**What you have to do:** Transcribe every line exactly and omit anything that is a picture.

**Input records:**
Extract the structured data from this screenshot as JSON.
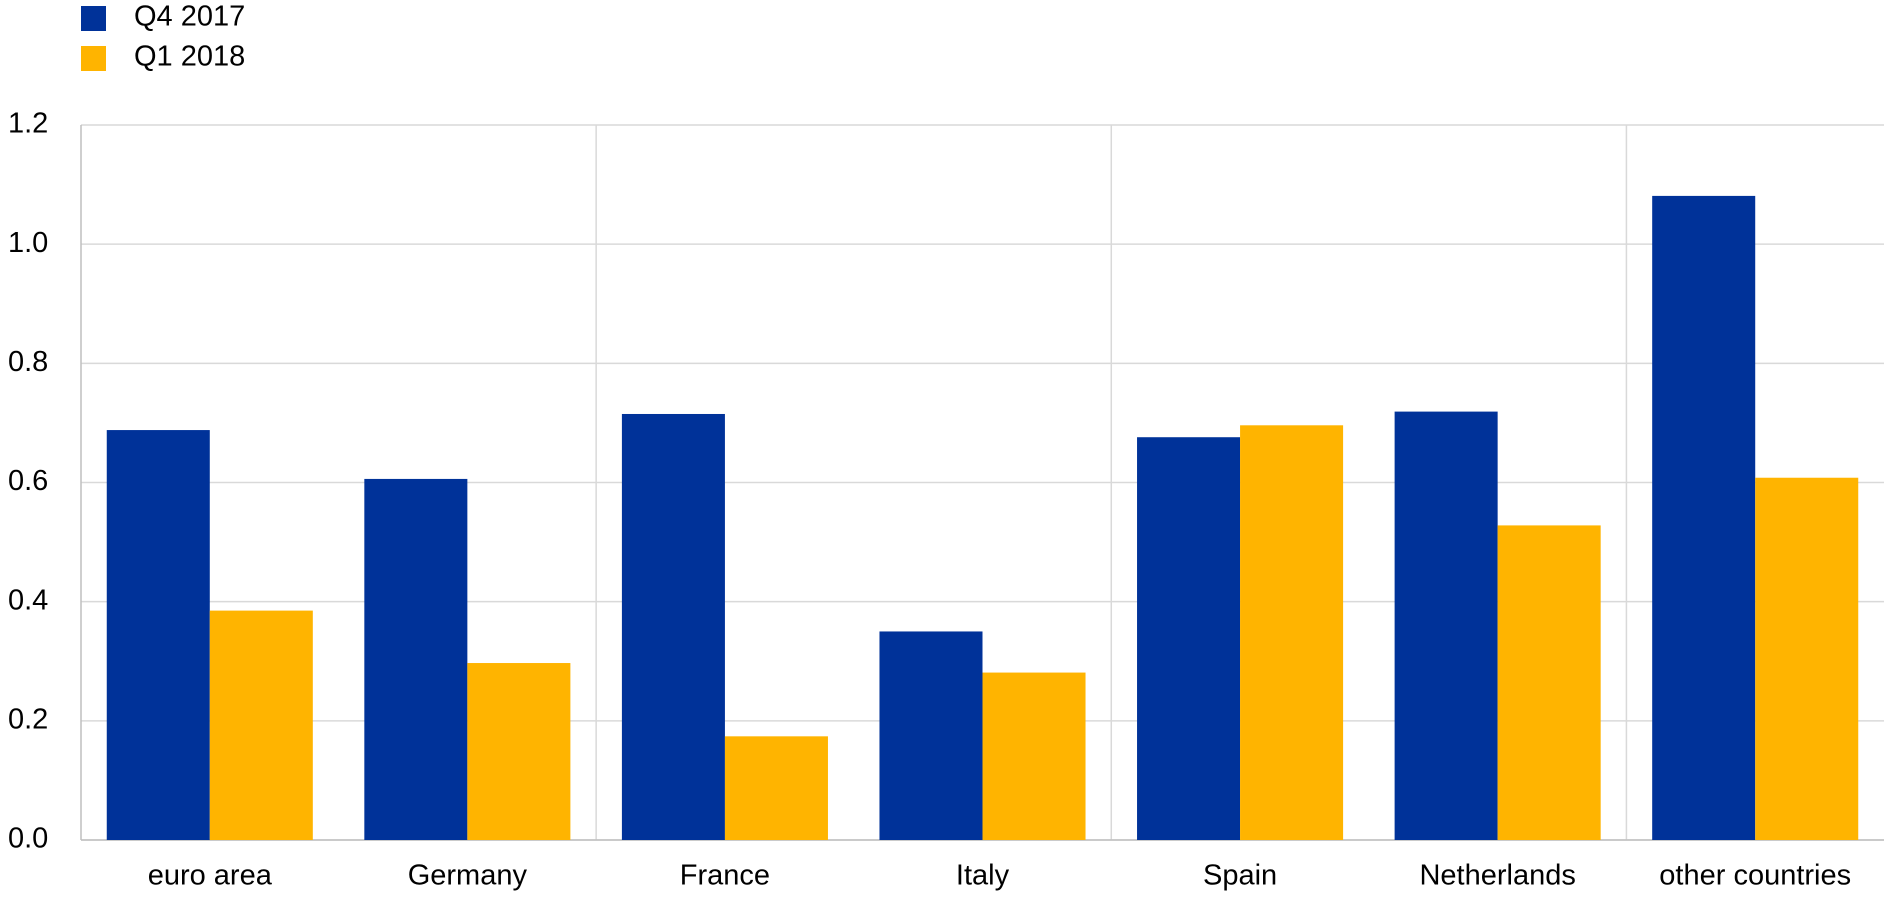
{
  "chart_data": {
    "type": "bar",
    "categories": [
      "euro area",
      "Germany",
      "France",
      "Italy",
      "Spain",
      "Netherlands",
      "other countries"
    ],
    "series": [
      {
        "name": "Q4 2017",
        "color": "#003299",
        "values": [
          0.688,
          0.606,
          0.715,
          0.35,
          0.676,
          0.719,
          1.081
        ]
      },
      {
        "name": "Q1 2018",
        "color": "#ffb400",
        "values": [
          0.385,
          0.297,
          0.174,
          0.281,
          0.696,
          0.528,
          0.608
        ]
      }
    ],
    "ylim": [
      0,
      1.2
    ],
    "yticks": [
      {
        "value": 0,
        "label": "0.0"
      },
      0.2,
      0.4,
      0.6,
      0.8,
      {
        "value": 1,
        "label": "1.0"
      },
      1.2
    ],
    "grid": true
  }
}
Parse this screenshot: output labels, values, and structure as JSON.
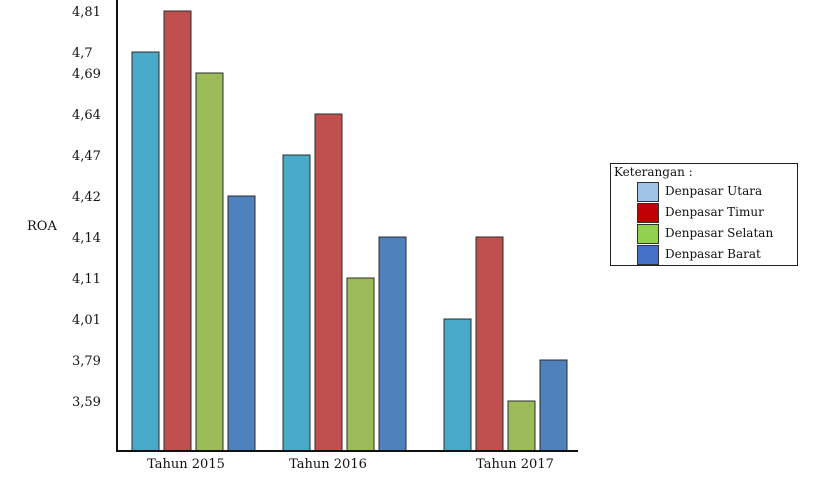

**The response:**
Extract the structured data from this screenshot as JSON.
{
  "chart_data": {
    "type": "bar",
    "categories": [
      "euro area",
      "Germany",
      "France",
      "Italy",
      "Spain",
      "Netherlands",
      "other countries"
    ],
    "series": [
      {
        "name": "Q4 2017",
        "color": "#003299",
        "values": [
          0.688,
          0.606,
          0.715,
          0.35,
          0.676,
          0.719,
          1.081
        ]
      },
      {
        "name": "Q1 2018",
        "color": "#ffb400",
        "values": [
          0.385,
          0.297,
          0.174,
          0.281,
          0.696,
          0.528,
          0.608
        ]
      }
    ],
    "ylim": [
      0,
      1.2
    ],
    "yticks": [
      {
        "value": 0,
        "label": "0.0"
      },
      0.2,
      0.4,
      0.6,
      0.8,
      {
        "value": 1,
        "label": "1.0"
      },
      1.2
    ],
    "grid": true
  }
}
Parse this screenshot: output labels, values, and structure as JSON.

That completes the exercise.